"""

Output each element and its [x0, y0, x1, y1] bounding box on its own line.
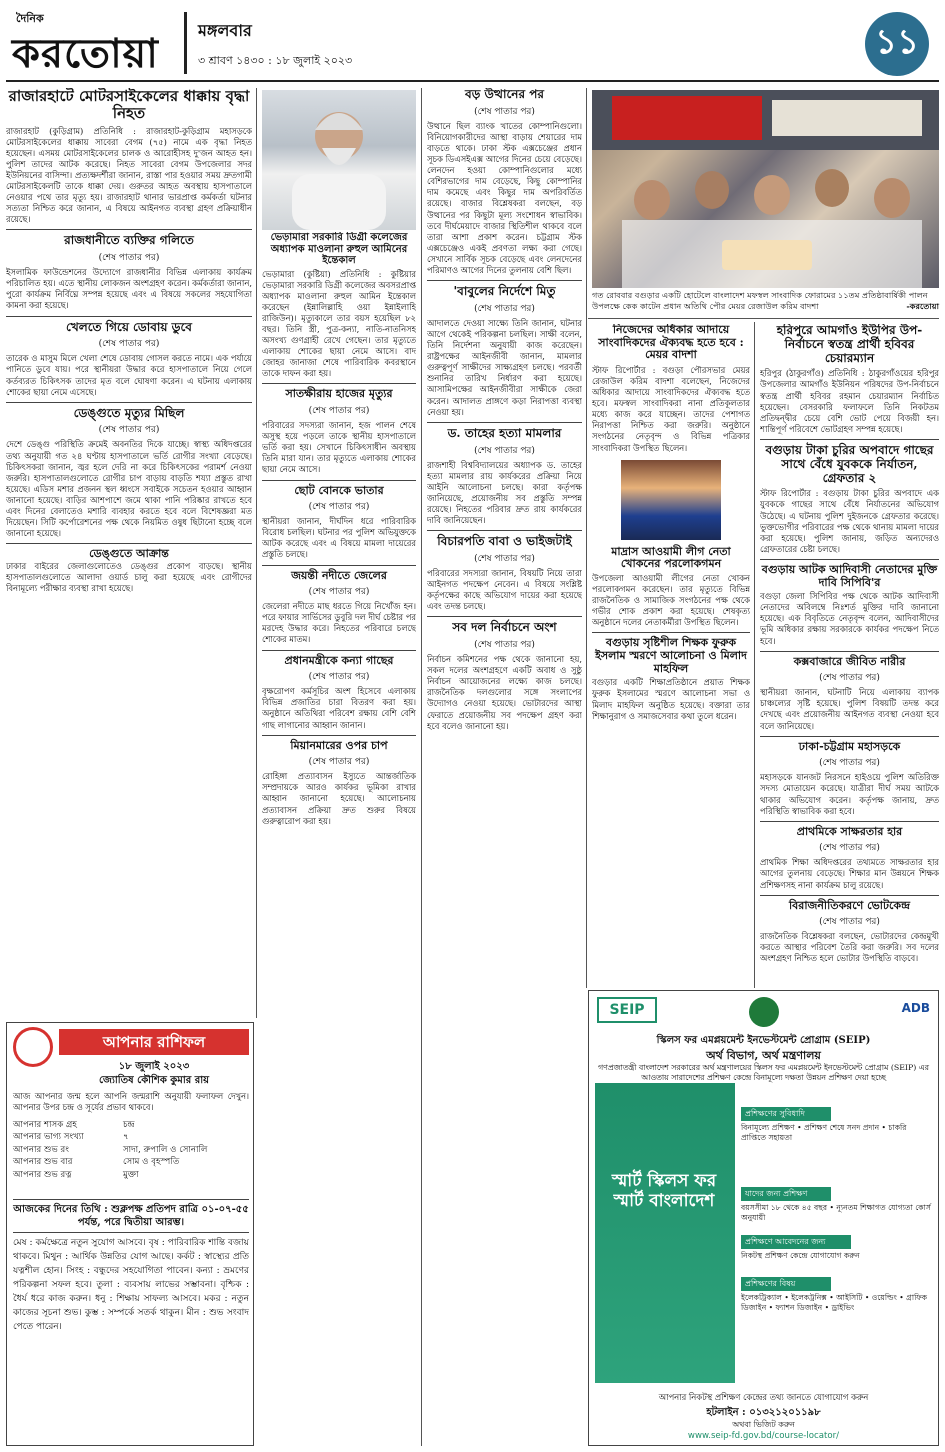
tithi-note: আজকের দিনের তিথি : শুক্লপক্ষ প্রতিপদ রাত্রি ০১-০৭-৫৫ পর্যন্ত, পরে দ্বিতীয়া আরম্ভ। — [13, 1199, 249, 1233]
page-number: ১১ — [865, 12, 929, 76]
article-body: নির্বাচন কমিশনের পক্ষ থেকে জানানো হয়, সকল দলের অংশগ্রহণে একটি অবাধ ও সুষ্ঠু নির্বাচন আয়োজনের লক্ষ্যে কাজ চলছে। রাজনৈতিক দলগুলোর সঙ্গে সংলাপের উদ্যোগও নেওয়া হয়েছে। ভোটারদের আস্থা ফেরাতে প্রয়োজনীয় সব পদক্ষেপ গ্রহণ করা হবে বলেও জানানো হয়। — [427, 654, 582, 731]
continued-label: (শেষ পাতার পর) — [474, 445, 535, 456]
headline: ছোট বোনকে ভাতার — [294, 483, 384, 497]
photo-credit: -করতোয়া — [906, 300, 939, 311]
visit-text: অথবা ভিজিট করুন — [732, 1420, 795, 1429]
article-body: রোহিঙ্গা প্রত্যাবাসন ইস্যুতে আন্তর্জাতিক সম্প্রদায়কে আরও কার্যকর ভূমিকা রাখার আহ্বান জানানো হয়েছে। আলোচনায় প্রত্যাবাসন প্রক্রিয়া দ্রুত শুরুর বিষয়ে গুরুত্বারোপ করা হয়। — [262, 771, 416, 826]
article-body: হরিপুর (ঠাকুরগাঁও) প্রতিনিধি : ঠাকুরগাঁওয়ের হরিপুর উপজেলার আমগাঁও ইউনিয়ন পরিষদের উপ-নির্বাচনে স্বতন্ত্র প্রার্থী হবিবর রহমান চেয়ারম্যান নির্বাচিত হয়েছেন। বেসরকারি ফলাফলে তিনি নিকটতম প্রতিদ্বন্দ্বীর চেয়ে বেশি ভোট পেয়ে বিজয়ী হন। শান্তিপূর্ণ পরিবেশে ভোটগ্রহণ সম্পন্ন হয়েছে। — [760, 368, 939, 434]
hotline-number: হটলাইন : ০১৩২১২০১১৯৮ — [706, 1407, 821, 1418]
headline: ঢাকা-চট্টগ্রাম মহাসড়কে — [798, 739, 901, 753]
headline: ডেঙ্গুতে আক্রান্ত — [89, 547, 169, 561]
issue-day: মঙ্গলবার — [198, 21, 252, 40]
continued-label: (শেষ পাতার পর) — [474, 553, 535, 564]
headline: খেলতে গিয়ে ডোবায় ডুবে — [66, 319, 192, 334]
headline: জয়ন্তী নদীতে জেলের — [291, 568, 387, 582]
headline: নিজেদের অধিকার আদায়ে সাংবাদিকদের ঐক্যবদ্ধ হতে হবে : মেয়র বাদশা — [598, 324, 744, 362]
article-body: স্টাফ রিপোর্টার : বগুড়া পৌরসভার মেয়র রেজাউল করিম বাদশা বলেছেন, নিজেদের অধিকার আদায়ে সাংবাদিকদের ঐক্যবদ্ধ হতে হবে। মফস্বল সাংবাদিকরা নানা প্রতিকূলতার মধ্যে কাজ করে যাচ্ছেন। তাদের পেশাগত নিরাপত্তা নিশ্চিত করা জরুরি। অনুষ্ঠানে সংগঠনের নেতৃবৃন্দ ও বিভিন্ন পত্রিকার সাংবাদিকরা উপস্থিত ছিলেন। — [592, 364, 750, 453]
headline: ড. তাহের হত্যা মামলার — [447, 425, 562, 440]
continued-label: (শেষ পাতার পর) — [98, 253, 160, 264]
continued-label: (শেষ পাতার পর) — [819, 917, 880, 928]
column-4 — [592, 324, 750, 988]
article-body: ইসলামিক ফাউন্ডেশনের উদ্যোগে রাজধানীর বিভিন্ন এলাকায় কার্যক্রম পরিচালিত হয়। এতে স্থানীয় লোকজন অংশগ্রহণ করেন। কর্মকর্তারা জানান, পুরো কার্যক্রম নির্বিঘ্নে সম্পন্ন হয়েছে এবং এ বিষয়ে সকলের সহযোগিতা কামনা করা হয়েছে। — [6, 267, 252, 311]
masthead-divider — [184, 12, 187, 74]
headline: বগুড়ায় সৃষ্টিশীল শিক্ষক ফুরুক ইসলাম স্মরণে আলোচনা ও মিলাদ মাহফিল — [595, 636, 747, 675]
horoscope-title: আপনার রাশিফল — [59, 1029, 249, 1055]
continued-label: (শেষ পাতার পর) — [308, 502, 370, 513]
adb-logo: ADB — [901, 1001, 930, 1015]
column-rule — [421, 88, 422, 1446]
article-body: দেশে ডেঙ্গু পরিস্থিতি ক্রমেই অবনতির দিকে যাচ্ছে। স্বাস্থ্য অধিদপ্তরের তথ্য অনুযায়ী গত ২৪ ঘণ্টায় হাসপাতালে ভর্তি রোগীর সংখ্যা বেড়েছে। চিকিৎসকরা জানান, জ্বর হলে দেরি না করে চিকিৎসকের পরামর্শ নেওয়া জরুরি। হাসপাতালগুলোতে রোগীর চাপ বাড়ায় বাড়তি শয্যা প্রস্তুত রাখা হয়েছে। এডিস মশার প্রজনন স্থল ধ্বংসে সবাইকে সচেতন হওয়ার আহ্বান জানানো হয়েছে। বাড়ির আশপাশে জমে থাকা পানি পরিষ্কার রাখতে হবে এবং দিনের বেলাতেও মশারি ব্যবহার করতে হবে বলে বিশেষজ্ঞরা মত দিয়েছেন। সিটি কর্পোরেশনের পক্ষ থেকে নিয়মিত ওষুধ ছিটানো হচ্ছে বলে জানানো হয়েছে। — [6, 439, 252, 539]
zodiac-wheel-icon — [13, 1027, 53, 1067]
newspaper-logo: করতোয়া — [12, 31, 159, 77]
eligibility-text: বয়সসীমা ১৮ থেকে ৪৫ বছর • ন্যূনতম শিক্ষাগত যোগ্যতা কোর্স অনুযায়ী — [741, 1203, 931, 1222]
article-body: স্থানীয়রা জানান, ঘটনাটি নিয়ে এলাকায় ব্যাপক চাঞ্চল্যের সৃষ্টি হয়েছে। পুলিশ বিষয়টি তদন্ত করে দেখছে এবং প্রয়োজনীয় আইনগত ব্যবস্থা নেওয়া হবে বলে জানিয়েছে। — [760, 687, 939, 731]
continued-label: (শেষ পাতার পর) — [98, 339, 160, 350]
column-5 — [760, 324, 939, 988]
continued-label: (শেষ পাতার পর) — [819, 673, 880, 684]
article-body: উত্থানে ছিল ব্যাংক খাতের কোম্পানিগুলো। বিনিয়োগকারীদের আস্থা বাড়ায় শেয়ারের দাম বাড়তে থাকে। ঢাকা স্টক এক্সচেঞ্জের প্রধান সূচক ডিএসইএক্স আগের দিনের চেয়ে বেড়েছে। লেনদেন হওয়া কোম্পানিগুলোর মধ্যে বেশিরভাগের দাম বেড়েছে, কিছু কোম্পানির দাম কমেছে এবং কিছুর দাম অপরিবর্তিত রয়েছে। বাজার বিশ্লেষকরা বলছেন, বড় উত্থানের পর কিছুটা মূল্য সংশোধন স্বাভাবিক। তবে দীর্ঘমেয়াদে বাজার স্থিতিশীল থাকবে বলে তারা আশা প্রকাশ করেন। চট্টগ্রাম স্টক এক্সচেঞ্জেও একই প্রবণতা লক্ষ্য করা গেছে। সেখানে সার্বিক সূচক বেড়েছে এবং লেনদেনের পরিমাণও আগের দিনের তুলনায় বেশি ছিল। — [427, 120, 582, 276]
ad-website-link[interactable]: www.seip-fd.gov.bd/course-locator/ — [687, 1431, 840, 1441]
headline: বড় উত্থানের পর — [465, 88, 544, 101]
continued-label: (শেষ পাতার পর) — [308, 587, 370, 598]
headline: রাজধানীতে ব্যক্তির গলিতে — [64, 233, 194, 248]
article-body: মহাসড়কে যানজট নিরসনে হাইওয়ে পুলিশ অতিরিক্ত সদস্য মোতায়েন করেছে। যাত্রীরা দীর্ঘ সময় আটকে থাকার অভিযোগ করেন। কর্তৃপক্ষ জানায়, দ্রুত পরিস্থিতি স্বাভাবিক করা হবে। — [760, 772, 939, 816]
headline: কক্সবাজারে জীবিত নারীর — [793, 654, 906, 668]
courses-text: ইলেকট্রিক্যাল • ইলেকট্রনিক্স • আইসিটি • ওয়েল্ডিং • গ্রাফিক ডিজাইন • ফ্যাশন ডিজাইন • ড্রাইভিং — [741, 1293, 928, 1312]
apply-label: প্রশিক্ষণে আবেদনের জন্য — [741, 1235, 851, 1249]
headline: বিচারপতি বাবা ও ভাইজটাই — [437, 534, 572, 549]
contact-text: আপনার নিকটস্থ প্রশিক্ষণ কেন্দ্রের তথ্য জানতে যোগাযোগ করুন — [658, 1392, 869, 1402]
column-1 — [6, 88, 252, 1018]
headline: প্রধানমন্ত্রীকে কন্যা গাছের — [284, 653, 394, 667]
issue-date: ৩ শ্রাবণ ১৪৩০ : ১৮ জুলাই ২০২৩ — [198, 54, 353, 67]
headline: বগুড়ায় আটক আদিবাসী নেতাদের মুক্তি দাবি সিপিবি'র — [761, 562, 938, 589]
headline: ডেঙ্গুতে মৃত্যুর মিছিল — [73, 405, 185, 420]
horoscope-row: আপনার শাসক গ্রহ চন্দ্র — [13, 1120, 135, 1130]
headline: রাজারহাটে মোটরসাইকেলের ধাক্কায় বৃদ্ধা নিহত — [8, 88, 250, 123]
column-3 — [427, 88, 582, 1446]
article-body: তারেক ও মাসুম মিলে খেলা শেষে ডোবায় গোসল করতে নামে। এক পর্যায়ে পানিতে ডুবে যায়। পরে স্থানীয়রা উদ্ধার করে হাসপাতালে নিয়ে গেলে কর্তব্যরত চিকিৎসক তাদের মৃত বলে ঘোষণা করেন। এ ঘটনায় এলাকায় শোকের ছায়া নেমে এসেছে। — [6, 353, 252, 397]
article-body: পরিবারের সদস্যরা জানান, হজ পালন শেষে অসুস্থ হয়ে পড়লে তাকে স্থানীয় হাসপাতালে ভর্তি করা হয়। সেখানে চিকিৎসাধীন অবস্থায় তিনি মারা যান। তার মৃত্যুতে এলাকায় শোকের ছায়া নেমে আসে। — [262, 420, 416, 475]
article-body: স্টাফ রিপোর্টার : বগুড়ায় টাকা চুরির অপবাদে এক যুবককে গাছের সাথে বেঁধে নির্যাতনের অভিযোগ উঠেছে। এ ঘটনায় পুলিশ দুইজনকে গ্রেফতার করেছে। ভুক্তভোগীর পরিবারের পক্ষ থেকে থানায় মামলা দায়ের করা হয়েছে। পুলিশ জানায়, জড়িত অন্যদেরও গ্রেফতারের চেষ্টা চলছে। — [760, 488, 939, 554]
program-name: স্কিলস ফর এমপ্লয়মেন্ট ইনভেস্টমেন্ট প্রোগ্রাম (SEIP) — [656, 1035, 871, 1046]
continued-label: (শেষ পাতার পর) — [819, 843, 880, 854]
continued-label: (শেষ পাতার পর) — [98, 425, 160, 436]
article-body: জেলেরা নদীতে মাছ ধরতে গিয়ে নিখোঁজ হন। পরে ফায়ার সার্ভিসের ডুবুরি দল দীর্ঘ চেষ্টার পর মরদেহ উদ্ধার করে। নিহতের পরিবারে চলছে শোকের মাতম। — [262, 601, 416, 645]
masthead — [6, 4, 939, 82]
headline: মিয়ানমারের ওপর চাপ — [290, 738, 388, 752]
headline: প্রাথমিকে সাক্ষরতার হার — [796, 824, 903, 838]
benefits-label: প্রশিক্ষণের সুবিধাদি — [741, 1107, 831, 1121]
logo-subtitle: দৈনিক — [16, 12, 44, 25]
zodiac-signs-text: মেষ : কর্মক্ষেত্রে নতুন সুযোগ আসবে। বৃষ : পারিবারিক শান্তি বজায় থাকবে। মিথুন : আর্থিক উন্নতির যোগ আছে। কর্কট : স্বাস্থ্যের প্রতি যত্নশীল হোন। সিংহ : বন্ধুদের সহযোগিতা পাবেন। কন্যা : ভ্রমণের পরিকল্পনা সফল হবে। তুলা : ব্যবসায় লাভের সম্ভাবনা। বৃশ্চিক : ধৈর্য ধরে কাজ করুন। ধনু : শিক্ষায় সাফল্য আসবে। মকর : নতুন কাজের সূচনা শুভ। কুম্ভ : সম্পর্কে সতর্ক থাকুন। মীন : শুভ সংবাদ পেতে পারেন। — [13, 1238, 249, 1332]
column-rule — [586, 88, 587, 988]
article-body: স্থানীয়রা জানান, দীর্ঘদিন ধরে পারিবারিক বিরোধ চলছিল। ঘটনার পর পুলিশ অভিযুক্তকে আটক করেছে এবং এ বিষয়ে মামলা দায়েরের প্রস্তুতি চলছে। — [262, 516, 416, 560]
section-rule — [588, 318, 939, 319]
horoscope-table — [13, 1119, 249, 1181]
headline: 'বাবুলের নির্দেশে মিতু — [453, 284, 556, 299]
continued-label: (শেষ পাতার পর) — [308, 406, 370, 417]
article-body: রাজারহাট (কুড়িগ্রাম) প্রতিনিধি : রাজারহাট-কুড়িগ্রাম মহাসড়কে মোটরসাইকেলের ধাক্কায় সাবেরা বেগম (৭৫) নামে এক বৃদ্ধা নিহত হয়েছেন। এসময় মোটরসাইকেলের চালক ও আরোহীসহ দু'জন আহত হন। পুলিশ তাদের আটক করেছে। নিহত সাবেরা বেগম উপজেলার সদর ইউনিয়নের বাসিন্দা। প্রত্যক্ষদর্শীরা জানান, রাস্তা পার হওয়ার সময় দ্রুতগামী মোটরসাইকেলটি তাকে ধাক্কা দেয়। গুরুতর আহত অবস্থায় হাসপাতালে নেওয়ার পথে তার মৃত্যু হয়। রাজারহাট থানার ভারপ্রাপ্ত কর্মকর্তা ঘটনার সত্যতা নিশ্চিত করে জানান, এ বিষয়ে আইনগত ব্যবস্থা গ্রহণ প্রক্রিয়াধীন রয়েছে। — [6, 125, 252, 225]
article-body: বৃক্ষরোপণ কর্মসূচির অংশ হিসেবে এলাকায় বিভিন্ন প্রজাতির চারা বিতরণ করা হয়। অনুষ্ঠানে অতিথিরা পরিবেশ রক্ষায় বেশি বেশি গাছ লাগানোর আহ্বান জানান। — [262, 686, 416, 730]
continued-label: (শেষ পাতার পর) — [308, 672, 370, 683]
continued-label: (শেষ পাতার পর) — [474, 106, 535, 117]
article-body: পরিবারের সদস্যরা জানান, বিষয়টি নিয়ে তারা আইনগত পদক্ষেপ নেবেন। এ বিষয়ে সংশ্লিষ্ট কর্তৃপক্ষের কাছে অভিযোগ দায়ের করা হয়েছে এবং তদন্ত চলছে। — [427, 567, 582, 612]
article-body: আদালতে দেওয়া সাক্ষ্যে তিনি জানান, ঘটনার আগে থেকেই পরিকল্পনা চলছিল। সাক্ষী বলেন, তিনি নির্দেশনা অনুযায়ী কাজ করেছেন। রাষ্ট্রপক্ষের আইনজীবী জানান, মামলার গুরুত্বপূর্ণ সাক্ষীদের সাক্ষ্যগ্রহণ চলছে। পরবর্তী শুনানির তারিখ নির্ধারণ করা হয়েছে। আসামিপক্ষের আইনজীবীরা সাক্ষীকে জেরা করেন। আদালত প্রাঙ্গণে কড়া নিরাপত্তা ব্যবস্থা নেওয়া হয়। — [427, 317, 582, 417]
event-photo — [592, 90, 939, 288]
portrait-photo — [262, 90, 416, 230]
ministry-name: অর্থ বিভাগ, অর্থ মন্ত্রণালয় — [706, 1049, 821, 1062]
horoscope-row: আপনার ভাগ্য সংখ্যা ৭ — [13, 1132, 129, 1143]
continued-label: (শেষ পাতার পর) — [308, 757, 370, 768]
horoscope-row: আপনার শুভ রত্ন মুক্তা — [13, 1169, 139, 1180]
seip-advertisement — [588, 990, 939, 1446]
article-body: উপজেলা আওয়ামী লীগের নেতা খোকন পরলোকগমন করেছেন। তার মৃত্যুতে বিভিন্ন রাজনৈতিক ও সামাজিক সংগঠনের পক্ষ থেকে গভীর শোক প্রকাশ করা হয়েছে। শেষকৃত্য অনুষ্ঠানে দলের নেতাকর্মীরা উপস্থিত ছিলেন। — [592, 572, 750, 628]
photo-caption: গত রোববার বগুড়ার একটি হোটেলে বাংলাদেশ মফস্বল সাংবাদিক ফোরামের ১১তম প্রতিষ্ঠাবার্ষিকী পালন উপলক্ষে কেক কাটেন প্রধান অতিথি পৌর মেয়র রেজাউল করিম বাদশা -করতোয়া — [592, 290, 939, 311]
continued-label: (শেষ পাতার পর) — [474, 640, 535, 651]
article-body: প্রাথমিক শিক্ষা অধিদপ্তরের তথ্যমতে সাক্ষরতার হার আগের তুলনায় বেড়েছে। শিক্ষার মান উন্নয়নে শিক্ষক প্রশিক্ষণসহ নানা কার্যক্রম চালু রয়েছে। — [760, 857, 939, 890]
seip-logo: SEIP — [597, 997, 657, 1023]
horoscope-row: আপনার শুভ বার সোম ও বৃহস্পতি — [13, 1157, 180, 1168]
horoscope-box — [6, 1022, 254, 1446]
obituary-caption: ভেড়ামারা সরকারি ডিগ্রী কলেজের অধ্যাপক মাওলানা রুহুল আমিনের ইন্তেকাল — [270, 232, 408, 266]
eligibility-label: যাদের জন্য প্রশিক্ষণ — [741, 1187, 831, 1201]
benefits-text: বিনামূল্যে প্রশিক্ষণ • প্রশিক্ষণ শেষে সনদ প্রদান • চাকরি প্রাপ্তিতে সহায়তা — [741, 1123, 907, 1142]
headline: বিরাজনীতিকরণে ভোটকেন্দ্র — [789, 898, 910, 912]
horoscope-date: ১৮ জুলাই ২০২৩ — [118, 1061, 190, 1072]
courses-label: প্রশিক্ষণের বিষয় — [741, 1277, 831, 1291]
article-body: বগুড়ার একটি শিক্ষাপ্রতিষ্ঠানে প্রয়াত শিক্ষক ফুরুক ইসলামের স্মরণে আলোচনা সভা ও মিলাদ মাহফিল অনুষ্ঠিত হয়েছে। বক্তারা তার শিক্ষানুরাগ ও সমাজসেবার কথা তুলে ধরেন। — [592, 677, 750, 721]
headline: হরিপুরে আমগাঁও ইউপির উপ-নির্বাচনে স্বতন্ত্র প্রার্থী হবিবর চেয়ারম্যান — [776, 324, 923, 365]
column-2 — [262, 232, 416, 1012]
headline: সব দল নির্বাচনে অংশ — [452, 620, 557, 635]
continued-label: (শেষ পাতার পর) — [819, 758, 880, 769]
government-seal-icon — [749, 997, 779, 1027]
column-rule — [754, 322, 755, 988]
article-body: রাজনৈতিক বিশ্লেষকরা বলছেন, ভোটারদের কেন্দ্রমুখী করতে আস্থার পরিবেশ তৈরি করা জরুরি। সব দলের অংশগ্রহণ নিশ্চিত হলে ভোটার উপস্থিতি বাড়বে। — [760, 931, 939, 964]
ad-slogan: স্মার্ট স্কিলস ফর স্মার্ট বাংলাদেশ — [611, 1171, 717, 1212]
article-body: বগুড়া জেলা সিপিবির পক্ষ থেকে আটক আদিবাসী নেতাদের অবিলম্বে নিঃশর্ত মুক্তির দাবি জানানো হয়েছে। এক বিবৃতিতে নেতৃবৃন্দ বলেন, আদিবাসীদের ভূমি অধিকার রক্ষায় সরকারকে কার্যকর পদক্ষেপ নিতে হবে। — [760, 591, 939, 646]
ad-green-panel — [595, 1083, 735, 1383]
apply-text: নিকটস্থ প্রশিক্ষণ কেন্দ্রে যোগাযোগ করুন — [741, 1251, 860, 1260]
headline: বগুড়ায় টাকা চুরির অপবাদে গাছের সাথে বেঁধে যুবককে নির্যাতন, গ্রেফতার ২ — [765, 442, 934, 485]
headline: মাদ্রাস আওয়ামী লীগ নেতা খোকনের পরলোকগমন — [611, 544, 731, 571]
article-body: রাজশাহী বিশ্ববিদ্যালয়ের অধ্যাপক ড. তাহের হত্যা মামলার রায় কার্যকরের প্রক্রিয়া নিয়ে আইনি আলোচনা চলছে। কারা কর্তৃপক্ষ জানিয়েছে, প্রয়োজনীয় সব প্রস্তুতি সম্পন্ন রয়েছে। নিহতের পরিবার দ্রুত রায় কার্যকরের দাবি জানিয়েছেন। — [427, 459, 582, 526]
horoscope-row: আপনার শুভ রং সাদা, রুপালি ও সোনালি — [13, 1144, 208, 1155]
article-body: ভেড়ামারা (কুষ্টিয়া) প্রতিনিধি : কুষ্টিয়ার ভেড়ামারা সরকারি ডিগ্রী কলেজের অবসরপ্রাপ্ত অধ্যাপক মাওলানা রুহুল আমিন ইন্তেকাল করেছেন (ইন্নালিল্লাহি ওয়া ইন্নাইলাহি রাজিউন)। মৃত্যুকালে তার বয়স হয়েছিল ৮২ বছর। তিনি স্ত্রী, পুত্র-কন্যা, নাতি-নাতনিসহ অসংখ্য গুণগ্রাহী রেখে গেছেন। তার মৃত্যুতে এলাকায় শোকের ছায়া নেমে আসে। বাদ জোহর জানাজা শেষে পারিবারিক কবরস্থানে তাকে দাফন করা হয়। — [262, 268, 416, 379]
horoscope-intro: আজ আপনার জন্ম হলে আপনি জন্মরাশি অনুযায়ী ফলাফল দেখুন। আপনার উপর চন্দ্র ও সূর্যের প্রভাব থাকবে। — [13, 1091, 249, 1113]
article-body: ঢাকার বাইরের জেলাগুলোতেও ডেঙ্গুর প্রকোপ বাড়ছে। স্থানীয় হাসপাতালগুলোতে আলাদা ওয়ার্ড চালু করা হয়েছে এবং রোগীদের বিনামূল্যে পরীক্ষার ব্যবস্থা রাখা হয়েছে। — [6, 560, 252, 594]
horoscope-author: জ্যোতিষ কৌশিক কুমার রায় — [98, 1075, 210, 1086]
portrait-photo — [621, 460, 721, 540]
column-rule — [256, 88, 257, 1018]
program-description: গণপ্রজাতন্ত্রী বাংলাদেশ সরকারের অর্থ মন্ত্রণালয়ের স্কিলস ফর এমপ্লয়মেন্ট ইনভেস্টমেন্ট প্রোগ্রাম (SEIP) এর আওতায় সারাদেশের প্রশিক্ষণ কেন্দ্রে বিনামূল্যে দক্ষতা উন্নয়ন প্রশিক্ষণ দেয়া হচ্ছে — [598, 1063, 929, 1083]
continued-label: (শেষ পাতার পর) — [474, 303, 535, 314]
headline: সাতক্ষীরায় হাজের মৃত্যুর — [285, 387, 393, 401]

"""

◆ **Set exercise**: Return the lines of the listing starting with the line that contains "tithi-note: আজকের দিনের" and going on through the line that contains "article-body: রোহিঙ্গা প্রত্যাবাসন", reproducing each one exactly.

◆ **Result for this task**:
tithi-note: আজকের দিনের তিথি : শুক্লপক্ষ প্রতিপদ রাত্রি ০১-০৭-৫৫ পর্যন্ত, পরে দ্বিতীয়া আরম্ভ। — [13, 1199, 249, 1233]
page-number: ১১ — [865, 12, 929, 76]
article-body: নির্বাচন কমিশনের পক্ষ থেকে জানানো হয়, সকল দলের অংশগ্রহণে একটি অবাধ ও সুষ্ঠু নির্বাচন আয়োজনের লক্ষ্যে কাজ চলছে। রাজনৈতিক দলগুলোর সঙ্গে সংলাপের উদ্যোগও নেওয়া হয়েছে। ভোটারদের আস্থা ফেরাতে প্রয়োজনীয় সব পদক্ষেপ গ্রহণ করা হবে বলেও জানানো হয়। — [427, 654, 582, 731]
continued-label: (শেষ পাতার পর) — [474, 445, 535, 456]
headline: ছোট বোনকে ভাতার — [294, 483, 384, 497]
photo-credit: -করতোয়া — [906, 300, 939, 311]
visit-text: অথবা ভিজিট করুন — [732, 1420, 795, 1429]
article-body: রোহিঙ্গা প্রত্যাবাসন ইস্যুতে আন্তর্জাতিক সম্প্রদায়কে আরও কার্যকর ভূমিকা রাখার আহ্বান জানানো হয়েছে। আলোচনায় প্রত্যাবাসন প্রক্রিয়া দ্রুত শুরুর বিষয়ে গুরুত্বারোপ করা হয়। — [262, 771, 416, 826]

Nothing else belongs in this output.